(Entries from a visual dataset)

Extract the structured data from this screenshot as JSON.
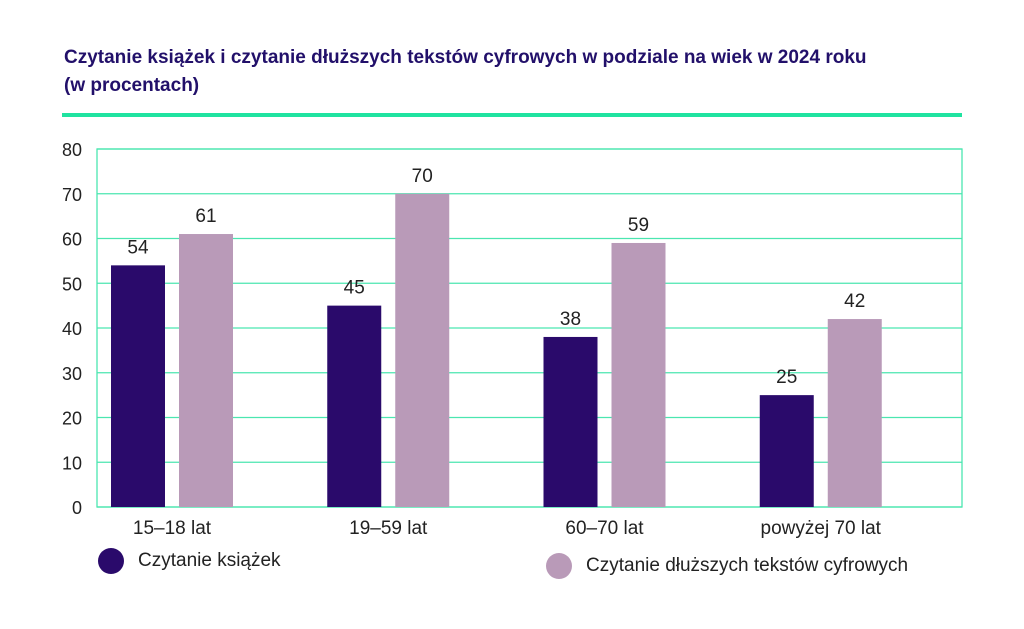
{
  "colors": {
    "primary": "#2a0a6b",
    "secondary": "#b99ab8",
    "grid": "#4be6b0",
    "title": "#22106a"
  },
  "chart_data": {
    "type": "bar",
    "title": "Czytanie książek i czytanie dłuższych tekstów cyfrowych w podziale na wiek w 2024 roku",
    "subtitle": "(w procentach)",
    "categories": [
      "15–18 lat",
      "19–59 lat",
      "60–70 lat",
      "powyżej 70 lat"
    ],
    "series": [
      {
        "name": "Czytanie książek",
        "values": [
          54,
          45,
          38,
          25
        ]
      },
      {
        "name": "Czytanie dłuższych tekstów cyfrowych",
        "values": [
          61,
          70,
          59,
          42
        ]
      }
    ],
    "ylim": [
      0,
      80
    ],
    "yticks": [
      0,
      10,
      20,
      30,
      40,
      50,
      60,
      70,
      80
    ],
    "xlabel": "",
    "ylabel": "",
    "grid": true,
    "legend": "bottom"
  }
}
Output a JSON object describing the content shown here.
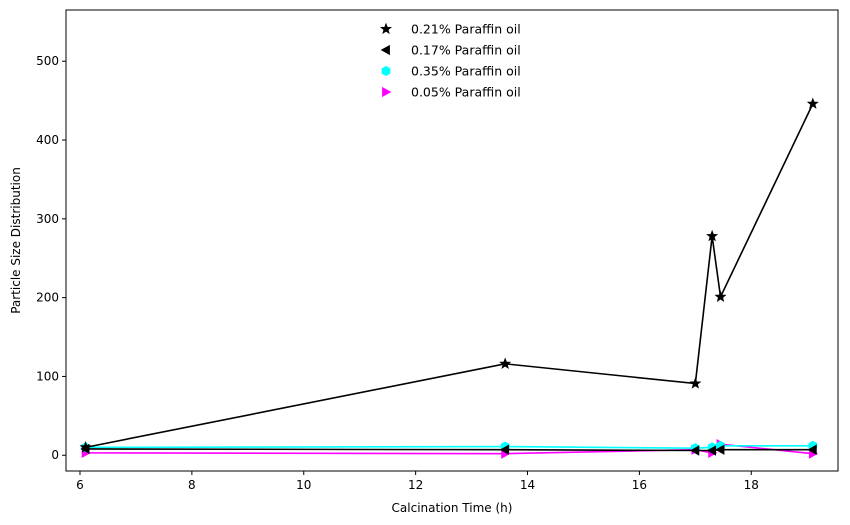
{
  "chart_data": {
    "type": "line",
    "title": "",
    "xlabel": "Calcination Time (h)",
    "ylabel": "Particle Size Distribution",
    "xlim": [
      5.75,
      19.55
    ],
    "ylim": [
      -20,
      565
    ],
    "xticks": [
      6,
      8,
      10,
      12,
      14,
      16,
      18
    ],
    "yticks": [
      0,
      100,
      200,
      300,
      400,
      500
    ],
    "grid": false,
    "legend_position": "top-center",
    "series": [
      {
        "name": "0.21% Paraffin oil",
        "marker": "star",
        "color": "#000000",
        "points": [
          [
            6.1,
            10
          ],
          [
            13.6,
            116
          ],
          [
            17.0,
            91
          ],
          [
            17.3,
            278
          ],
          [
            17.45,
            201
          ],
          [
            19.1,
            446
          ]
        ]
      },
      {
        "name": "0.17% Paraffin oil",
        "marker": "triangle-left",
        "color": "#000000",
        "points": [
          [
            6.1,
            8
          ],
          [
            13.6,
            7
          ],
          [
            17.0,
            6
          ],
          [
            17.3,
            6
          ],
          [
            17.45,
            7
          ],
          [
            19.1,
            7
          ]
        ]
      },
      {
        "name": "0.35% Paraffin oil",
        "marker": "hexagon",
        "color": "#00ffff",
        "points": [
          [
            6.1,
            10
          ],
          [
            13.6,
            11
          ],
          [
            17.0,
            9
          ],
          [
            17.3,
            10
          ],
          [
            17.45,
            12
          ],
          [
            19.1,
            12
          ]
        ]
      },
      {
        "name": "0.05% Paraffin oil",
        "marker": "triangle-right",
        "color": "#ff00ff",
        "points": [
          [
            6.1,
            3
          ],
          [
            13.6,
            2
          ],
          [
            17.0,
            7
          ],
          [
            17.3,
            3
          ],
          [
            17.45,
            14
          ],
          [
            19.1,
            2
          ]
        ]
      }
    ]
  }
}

* What to work on: Of the lines in the listing above, how many hold the string "triangle"? Reply with the number only.

* Full solution: 2